WHAT TO PRODUCE.
Write the data out again, character for character, with no images.

Lines of data:
+ + +

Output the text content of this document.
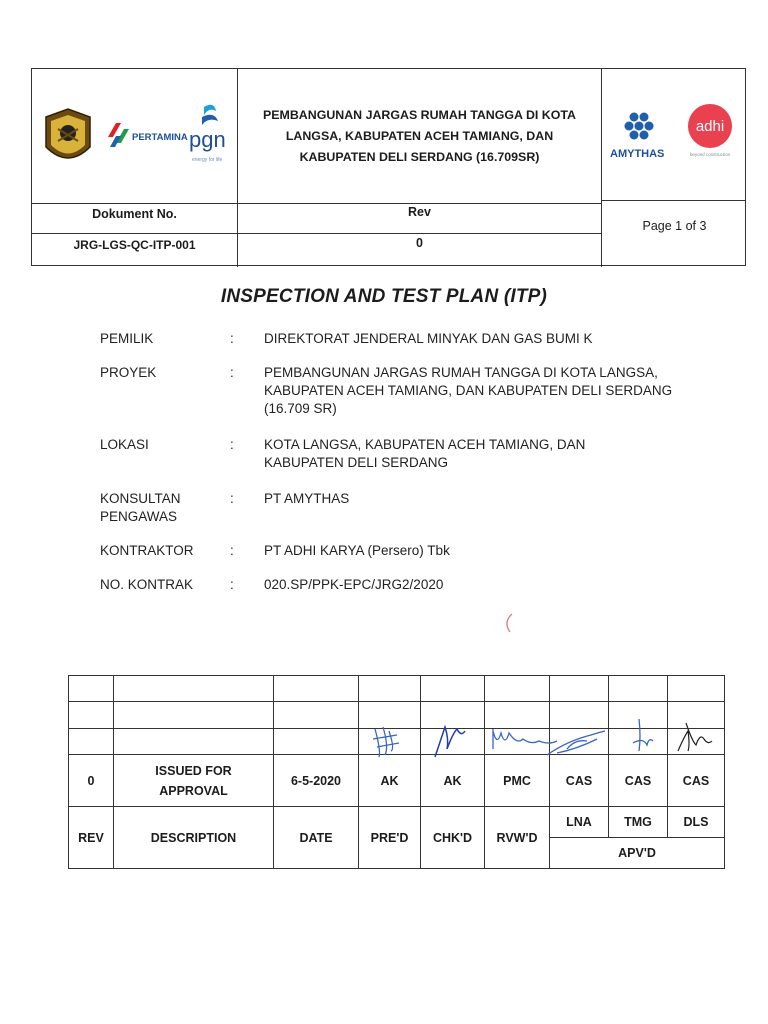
PERTAMINA pgn
energy for life
PEMBANGUNAN JARGAS RUMAH TANGGA DI KOTA LANGSA, KABUPATEN ACEH TAMIANG, DAN KABUPATEN DELI SERDANG (16.709SR)	AMYTHAS
adhi
beyond construction
Dokument No.
JRG-LGS-QC-ITP-001
Rev
0
Page 1 of 3
INSPECTION AND TEST PLAN (ITP)
PEMILIK	:	DIREKTORAT JENDERAL MINYAK DAN GAS BUMI K
PROYEK	:	PEMBANGUNAN JARGAS RUMAH TANGGA DI KOTA LANGSA, KABUPATEN ACEH TAMIANG, DAN KABUPATEN DELI SERDANG (16.709 SR)
LOKASI	:	KOTA LANGSA, KABUPATEN ACEH TAMIANG, DAN KABUPATEN DELI SERDANG
KONSULTAN PENGAWAS
:	PT AMYTHAS
KONTRAKTOR	:	PT ADHI KARYA (Persero) Tbk
NO. KONTRAK	:	020.SP/PPK-EPC/JRG2/2020

0	ISSUED FOR APPROVAL	6-5-2020	AK	AK	PMC	CAS	CAS	CAS
REV	DESCRIPTION	DATE	PRE'D	CHK'D	RVW'D	LNA	TMG	DLS
						APV'D		
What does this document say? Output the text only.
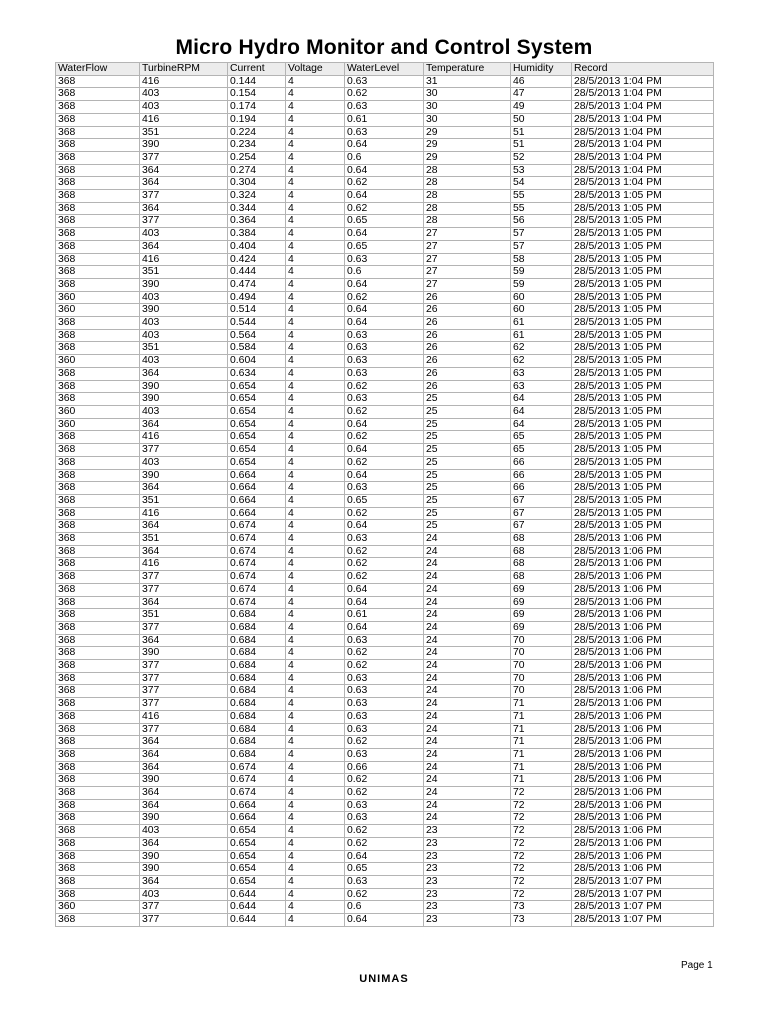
Micro Hydro Monitor and Control System
WaterFlow	TurbineRPM	Current	Voltage	WaterLevel	Temperature	Humidity	Record
368	416	0.144	4	0.63	31	46	28/5/2013 1:04 PM
368	403	0.154	4	0.62	30	47	28/5/2013 1:04 PM
368	403	0.174	4	0.63	30	49	28/5/2013 1:04 PM
368	416	0.194	4	0.61	30	50	28/5/2013 1:04 PM
368	351	0.224	4	0.63	29	51	28/5/2013 1:04 PM
368	390	0.234	4	0.64	29	51	28/5/2013 1:04 PM
368	377	0.254	4	0.6	29	52	28/5/2013 1:04 PM
368	364	0.274	4	0.64	28	53	28/5/2013 1:04 PM
368	364	0.304	4	0.62	28	54	28/5/2013 1:04 PM
368	377	0.324	4	0.64	28	55	28/5/2013 1:05 PM
368	364	0.344	4	0.62	28	55	28/5/2013 1:05 PM
368	377	0.364	4	0.65	28	56	28/5/2013 1:05 PM
368	403	0.384	4	0.64	27	57	28/5/2013 1:05 PM
368	364	0.404	4	0.65	27	57	28/5/2013 1:05 PM
368	416	0.424	4	0.63	27	58	28/5/2013 1:05 PM
368	351	0.444	4	0.6	27	59	28/5/2013 1:05 PM
368	390	0.474	4	0.64	27	59	28/5/2013 1:05 PM
360	403	0.494	4	0.62	26	60	28/5/2013 1:05 PM
360	390	0.514	4	0.64	26	60	28/5/2013 1:05 PM
368	403	0.544	4	0.64	26	61	28/5/2013 1:05 PM
368	403	0.564	4	0.63	26	61	28/5/2013 1:05 PM
368	351	0.584	4	0.63	26	62	28/5/2013 1:05 PM
360	403	0.604	4	0.63	26	62	28/5/2013 1:05 PM
368	364	0.634	4	0.63	26	63	28/5/2013 1:05 PM
368	390	0.654	4	0.62	26	63	28/5/2013 1:05 PM
368	390	0.654	4	0.63	25	64	28/5/2013 1:05 PM
360	403	0.654	4	0.62	25	64	28/5/2013 1:05 PM
360	364	0.654	4	0.64	25	64	28/5/2013 1:05 PM
368	416	0.654	4	0.62	25	65	28/5/2013 1:05 PM
368	377	0.654	4	0.64	25	65	28/5/2013 1:05 PM
368	403	0.654	4	0.62	25	66	28/5/2013 1:05 PM
368	390	0.664	4	0.64	25	66	28/5/2013 1:05 PM
368	364	0.664	4	0.63	25	66	28/5/2013 1:05 PM
368	351	0.664	4	0.65	25	67	28/5/2013 1:05 PM
368	416	0.664	4	0.62	25	67	28/5/2013 1:05 PM
368	364	0.674	4	0.64	25	67	28/5/2013 1:05 PM
368	351	0.674	4	0.63	24	68	28/5/2013 1:06 PM
368	364	0.674	4	0.62	24	68	28/5/2013 1:06 PM
368	416	0.674	4	0.62	24	68	28/5/2013 1:06 PM
368	377	0.674	4	0.62	24	68	28/5/2013 1:06 PM
368	377	0.674	4	0.64	24	69	28/5/2013 1:06 PM
368	364	0.674	4	0.64	24	69	28/5/2013 1:06 PM
368	351	0.684	4	0.61	24	69	28/5/2013 1:06 PM
368	377	0.684	4	0.64	24	69	28/5/2013 1:06 PM
368	364	0.684	4	0.63	24	70	28/5/2013 1:06 PM
368	390	0.684	4	0.62	24	70	28/5/2013 1:06 PM
368	377	0.684	4	0.62	24	70	28/5/2013 1:06 PM
368	377	0.684	4	0.63	24	70	28/5/2013 1:06 PM
368	377	0.684	4	0.63	24	70	28/5/2013 1:06 PM
368	377	0.684	4	0.63	24	71	28/5/2013 1:06 PM
368	416	0.684	4	0.63	24	71	28/5/2013 1:06 PM
368	377	0.684	4	0.63	24	71	28/5/2013 1:06 PM
368	364	0.684	4	0.62	24	71	28/5/2013 1:06 PM
368	364	0.684	4	0.63	24	71	28/5/2013 1:06 PM
368	364	0.674	4	0.66	24	71	28/5/2013 1:06 PM
368	390	0.674	4	0.62	24	71	28/5/2013 1:06 PM
368	364	0.674	4	0.62	24	72	28/5/2013 1:06 PM
368	364	0.664	4	0.63	24	72	28/5/2013 1:06 PM
368	390	0.664	4	0.63	24	72	28/5/2013 1:06 PM
368	403	0.654	4	0.62	23	72	28/5/2013 1:06 PM
368	364	0.654	4	0.62	23	72	28/5/2013 1:06 PM
368	390	0.654	4	0.64	23	72	28/5/2013 1:06 PM
368	390	0.654	4	0.65	23	72	28/5/2013 1:06 PM
368	364	0.654	4	0.63	23	72	28/5/2013 1:07 PM
368	403	0.644	4	0.62	23	72	28/5/2013 1:07 PM
360	377	0.644	4	0.6	23	73	28/5/2013 1:07 PM
368	377	0.644	4	0.64	23	73	28/5/2013 1:07 PM
Page 1
UNIMAS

+ + +

RESPONSE TO THE TASK.
Output the text content of this document.
PERTAMINA pgn
energy for life
PEMBANGUNAN JARGAS RUMAH TANGGA DI KOTA LANGSA, KABUPATEN ACEH TAMIANG, DAN KABUPATEN DELI SERDANG (16.709SR)	AMYTHAS
adhi
beyond construction
Dokument No.
JRG-LGS-QC-ITP-001
Rev
0
Page 1 of 3
INSPECTION AND TEST PLAN (ITP)
PEMILIK	:	DIREKTORAT JENDERAL MINYAK DAN GAS BUMI K
PROYEK	:	PEMBANGUNAN JARGAS RUMAH TANGGA DI KOTA LANGSA, KABUPATEN ACEH TAMIANG, DAN KABUPATEN DELI SERDANG (16.709 SR)
LOKASI	:	KOTA LANGSA, KABUPATEN ACEH TAMIANG, DAN KABUPATEN DELI SERDANG
KONSULTAN PENGAWAS
:	PT AMYTHAS
KONTRAKTOR	:	PT ADHI KARYA (Persero) Tbk
NO. KONTRAK	:	020.SP/PPK-EPC/JRG2/2020

0	ISSUED FOR APPROVAL	6-5-2020	AK	AK	PMC	CAS	CAS	CAS
REV	DESCRIPTION	DATE	PRE'D	CHK'D	RVW'D	LNA	TMG	DLS
						APV'D		
What does this document say? Output the text only.
Micro Hydro Monitor and Control System
WaterFlow	TurbineRPM	Current	Voltage	WaterLevel	Temperature	Humidity	Record
368	416	0.144	4	0.63	31	46	28/5/2013 1:04 PM
368	403	0.154	4	0.62	30	47	28/5/2013 1:04 PM
368	403	0.174	4	0.63	30	49	28/5/2013 1:04 PM
368	416	0.194	4	0.61	30	50	28/5/2013 1:04 PM
368	351	0.224	4	0.63	29	51	28/5/2013 1:04 PM
368	390	0.234	4	0.64	29	51	28/5/2013 1:04 PM
368	377	0.254	4	0.6	29	52	28/5/2013 1:04 PM
368	364	0.274	4	0.64	28	53	28/5/2013 1:04 PM
368	364	0.304	4	0.62	28	54	28/5/2013 1:04 PM
368	377	0.324	4	0.64	28	55	28/5/2013 1:05 PM
368	364	0.344	4	0.62	28	55	28/5/2013 1:05 PM
368	377	0.364	4	0.65	28	56	28/5/2013 1:05 PM
368	403	0.384	4	0.64	27	57	28/5/2013 1:05 PM
368	364	0.404	4	0.65	27	57	28/5/2013 1:05 PM
368	416	0.424	4	0.63	27	58	28/5/2013 1:05 PM
368	351	0.444	4	0.6	27	59	28/5/2013 1:05 PM
368	390	0.474	4	0.64	27	59	28/5/2013 1:05 PM
360	403	0.494	4	0.62	26	60	28/5/2013 1:05 PM
360	390	0.514	4	0.64	26	60	28/5/2013 1:05 PM
368	403	0.544	4	0.64	26	61	28/5/2013 1:05 PM
368	403	0.564	4	0.63	26	61	28/5/2013 1:05 PM
368	351	0.584	4	0.63	26	62	28/5/2013 1:05 PM
360	403	0.604	4	0.63	26	62	28/5/2013 1:05 PM
368	364	0.634	4	0.63	26	63	28/5/2013 1:05 PM
368	390	0.654	4	0.62	26	63	28/5/2013 1:05 PM
368	390	0.654	4	0.63	25	64	28/5/2013 1:05 PM
360	403	0.654	4	0.62	25	64	28/5/2013 1:05 PM
360	364	0.654	4	0.64	25	64	28/5/2013 1:05 PM
368	416	0.654	4	0.62	25	65	28/5/2013 1:05 PM
368	377	0.654	4	0.64	25	65	28/5/2013 1:05 PM
368	403	0.654	4	0.62	25	66	28/5/2013 1:05 PM
368	390	0.664	4	0.64	25	66	28/5/2013 1:05 PM
368	364	0.664	4	0.63	25	66	28/5/2013 1:05 PM
368	351	0.664	4	0.65	25	67	28/5/2013 1:05 PM
368	416	0.664	4	0.62	25	67	28/5/2013 1:05 PM
368	364	0.674	4	0.64	25	67	28/5/2013 1:05 PM
368	351	0.674	4	0.63	24	68	28/5/2013 1:06 PM
368	364	0.674	4	0.62	24	68	28/5/2013 1:06 PM
368	416	0.674	4	0.62	24	68	28/5/2013 1:06 PM
368	377	0.674	4	0.62	24	68	28/5/2013 1:06 PM
368	377	0.674	4	0.64	24	69	28/5/2013 1:06 PM
368	364	0.674	4	0.64	24	69	28/5/2013 1:06 PM
368	351	0.684	4	0.61	24	69	28/5/2013 1:06 PM
368	377	0.684	4	0.64	24	69	28/5/2013 1:06 PM
368	364	0.684	4	0.63	24	70	28/5/2013 1:06 PM
368	390	0.684	4	0.62	24	70	28/5/2013 1:06 PM
368	377	0.684	4	0.62	24	70	28/5/2013 1:06 PM
368	377	0.684	4	0.63	24	70	28/5/2013 1:06 PM
368	377	0.684	4	0.63	24	70	28/5/2013 1:06 PM
368	377	0.684	4	0.63	24	71	28/5/2013 1:06 PM
368	416	0.684	4	0.63	24	71	28/5/2013 1:06 PM
368	377	0.684	4	0.63	24	71	28/5/2013 1:06 PM
368	364	0.684	4	0.62	24	71	28/5/2013 1:06 PM
368	364	0.684	4	0.63	24	71	28/5/2013 1:06 PM
368	364	0.674	4	0.66	24	71	28/5/2013 1:06 PM
368	390	0.674	4	0.62	24	71	28/5/2013 1:06 PM
368	364	0.674	4	0.62	24	72	28/5/2013 1:06 PM
368	364	0.664	4	0.63	24	72	28/5/2013 1:06 PM
368	390	0.664	4	0.63	24	72	28/5/2013 1:06 PM
368	403	0.654	4	0.62	23	72	28/5/2013 1:06 PM
368	364	0.654	4	0.62	23	72	28/5/2013 1:06 PM
368	390	0.654	4	0.64	23	72	28/5/2013 1:06 PM
368	390	0.654	4	0.65	23	72	28/5/2013 1:06 PM
368	364	0.654	4	0.63	23	72	28/5/2013 1:07 PM
368	403	0.644	4	0.62	23	72	28/5/2013 1:07 PM
360	377	0.644	4	0.6	23	73	28/5/2013 1:07 PM
368	377	0.644	4	0.64	23	73	28/5/2013 1:07 PM
Page 1
UNIMAS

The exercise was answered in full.